» DIRECTION:
Each record is to be transcribed exactly.

» GIVEN INFORMATION:
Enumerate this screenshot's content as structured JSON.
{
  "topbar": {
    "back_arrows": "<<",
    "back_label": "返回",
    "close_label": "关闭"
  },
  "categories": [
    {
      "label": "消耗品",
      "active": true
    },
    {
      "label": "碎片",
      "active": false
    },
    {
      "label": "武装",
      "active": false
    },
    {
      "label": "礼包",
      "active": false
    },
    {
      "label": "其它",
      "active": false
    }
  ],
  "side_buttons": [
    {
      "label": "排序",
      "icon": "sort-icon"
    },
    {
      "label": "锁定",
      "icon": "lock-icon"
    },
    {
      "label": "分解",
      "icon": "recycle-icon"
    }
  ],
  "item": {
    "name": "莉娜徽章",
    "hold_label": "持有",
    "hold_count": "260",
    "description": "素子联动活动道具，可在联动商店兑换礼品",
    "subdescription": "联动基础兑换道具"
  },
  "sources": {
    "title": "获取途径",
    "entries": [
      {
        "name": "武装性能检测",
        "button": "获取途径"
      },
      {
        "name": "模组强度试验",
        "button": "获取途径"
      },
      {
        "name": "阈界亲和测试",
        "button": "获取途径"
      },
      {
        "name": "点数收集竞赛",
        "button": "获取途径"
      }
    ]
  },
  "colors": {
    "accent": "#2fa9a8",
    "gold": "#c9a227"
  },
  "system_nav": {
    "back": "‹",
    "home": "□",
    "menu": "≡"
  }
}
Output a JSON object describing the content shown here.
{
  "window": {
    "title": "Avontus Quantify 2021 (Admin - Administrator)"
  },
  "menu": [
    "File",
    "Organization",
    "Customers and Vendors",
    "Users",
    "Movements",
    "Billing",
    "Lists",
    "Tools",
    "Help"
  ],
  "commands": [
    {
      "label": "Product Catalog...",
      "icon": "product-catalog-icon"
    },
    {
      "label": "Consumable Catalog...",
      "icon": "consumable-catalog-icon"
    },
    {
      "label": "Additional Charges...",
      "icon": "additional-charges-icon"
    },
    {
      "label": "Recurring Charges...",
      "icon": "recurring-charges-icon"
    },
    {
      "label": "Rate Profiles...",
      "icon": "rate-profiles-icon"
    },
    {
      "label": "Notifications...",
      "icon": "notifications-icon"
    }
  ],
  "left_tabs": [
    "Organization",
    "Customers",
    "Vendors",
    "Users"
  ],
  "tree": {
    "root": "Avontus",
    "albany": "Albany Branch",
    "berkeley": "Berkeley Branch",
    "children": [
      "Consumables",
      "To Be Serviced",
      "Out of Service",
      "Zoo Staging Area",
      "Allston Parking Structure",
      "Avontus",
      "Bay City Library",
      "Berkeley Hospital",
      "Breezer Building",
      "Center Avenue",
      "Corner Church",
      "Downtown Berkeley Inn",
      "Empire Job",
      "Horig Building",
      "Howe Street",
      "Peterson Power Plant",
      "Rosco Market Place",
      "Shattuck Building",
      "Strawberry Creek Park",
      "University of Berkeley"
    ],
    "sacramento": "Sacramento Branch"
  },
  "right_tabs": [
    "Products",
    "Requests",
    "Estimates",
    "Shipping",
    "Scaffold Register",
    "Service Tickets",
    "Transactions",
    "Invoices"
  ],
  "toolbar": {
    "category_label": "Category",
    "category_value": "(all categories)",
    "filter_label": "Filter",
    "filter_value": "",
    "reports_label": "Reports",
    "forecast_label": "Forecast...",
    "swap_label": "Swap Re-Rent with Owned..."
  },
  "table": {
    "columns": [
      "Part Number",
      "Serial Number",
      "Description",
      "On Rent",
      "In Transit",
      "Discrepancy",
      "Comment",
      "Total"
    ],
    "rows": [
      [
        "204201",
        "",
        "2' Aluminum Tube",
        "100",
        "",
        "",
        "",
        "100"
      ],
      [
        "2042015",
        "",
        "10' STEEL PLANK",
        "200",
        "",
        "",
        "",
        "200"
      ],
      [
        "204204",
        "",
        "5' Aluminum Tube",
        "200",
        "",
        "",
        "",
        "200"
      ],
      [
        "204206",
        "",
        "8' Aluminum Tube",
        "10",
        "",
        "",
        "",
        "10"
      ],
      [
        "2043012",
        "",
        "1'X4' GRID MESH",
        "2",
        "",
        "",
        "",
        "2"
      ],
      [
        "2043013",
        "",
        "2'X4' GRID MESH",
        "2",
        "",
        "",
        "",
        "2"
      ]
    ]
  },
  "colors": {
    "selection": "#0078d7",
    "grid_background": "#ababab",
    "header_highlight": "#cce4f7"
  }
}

» EXERCISE ANSWER:
Enumerate this screenshot's content as structured JSON.
{
  "topbar": {
    "back_arrows": "<<",
    "back_label": "返回",
    "close_label": "关闭"
  },
  "categories": [
    {
      "label": "消耗品",
      "active": true
    },
    {
      "label": "碎片",
      "active": false
    },
    {
      "label": "武装",
      "active": false
    },
    {
      "label": "礼包",
      "active": false
    },
    {
      "label": "其它",
      "active": false
    }
  ],
  "side_buttons": [
    {
      "label": "排序",
      "icon": "sort-icon"
    },
    {
      "label": "锁定",
      "icon": "lock-icon"
    },
    {
      "label": "分解",
      "icon": "recycle-icon"
    }
  ],
  "item": {
    "name": "莉娜徽章",
    "hold_label": "持有",
    "hold_count": "260",
    "description": "素子联动活动道具，可在联动商店兑换礼品",
    "subdescription": "联动基础兑换道具"
  },
  "sources": {
    "title": "获取途径",
    "entries": [
      {
        "name": "武装性能检测",
        "button": "获取途径"
      },
      {
        "name": "模组强度试验",
        "button": "获取途径"
      },
      {
        "name": "阈界亲和测试",
        "button": "获取途径"
      },
      {
        "name": "点数收集竞赛",
        "button": "获取途径"
      }
    ]
  },
  "colors": {
    "accent": "#2fa9a8",
    "gold": "#c9a227"
  },
  "system_nav": {
    "back": "‹",
    "home": "□",
    "menu": "≡"
  }
}
Output a JSON object describing the content shown here.
{
  "window": {
    "title": "Avontus Quantify 2021 (Admin - Administrator)"
  },
  "menu": [
    "File",
    "Organization",
    "Customers and Vendors",
    "Users",
    "Movements",
    "Billing",
    "Lists",
    "Tools",
    "Help"
  ],
  "commands": [
    {
      "label": "Product Catalog...",
      "icon": "product-catalog-icon"
    },
    {
      "label": "Consumable Catalog...",
      "icon": "consumable-catalog-icon"
    },
    {
      "label": "Additional Charges...",
      "icon": "additional-charges-icon"
    },
    {
      "label": "Recurring Charges...",
      "icon": "recurring-charges-icon"
    },
    {
      "label": "Rate Profiles...",
      "icon": "rate-profiles-icon"
    },
    {
      "label": "Notifications...",
      "icon": "notifications-icon"
    }
  ],
  "left_tabs": [
    "Organization",
    "Customers",
    "Vendors",
    "Users"
  ],
  "tree": {
    "root": "Avontus",
    "albany": "Albany Branch",
    "berkeley": "Berkeley Branch",
    "children": [
      "Consumables",
      "To Be Serviced",
      "Out of Service",
      "Zoo Staging Area",
      "Allston Parking Structure",
      "Avontus",
      "Bay City Library",
      "Berkeley Hospital",
      "Breezer Building",
      "Center Avenue",
      "Corner Church",
      "Downtown Berkeley Inn",
      "Empire Job",
      "Horig Building",
      "Howe Street",
      "Peterson Power Plant",
      "Rosco Market Place",
      "Shattuck Building",
      "Strawberry Creek Park",
      "University of Berkeley"
    ],
    "sacramento": "Sacramento Branch"
  },
  "right_tabs": [
    "Products",
    "Requests",
    "Estimates",
    "Shipping",
    "Scaffold Register",
    "Service Tickets",
    "Transactions",
    "Invoices"
  ],
  "toolbar": {
    "category_label": "Category",
    "category_value": "(all categories)",
    "filter_label": "Filter",
    "filter_value": "",
    "reports_label": "Reports",
    "forecast_label": "Forecast...",
    "swap_label": "Swap Re-Rent with Owned..."
  },
  "table": {
    "columns": [
      "Part Number",
      "Serial Number",
      "Description",
      "On Rent",
      "In Transit",
      "Discrepancy",
      "Comment",
      "Total"
    ],
    "rows": [
      [
        "204201",
        "",
        "2' Aluminum Tube",
        "100",
        "",
        "",
        "",
        "100"
      ],
      [
        "2042015",
        "",
        "10' STEEL PLANK",
        "200",
        "",
        "",
        "",
        "200"
      ],
      [
        "204204",
        "",
        "5' Aluminum Tube",
        "200",
        "",
        "",
        "",
        "200"
      ],
      [
        "204206",
        "",
        "8' Aluminum Tube",
        "10",
        "",
        "",
        "",
        "10"
      ],
      [
        "2043012",
        "",
        "1'X4' GRID MESH",
        "2",
        "",
        "",
        "",
        "2"
      ],
      [
        "2043013",
        "",
        "2'X4' GRID MESH",
        "2",
        "",
        "",
        "",
        "2"
      ]
    ]
  },
  "colors": {
    "selection": "#0078d7",
    "grid_background": "#ababab",
    "header_highlight": "#cce4f7"
  }
}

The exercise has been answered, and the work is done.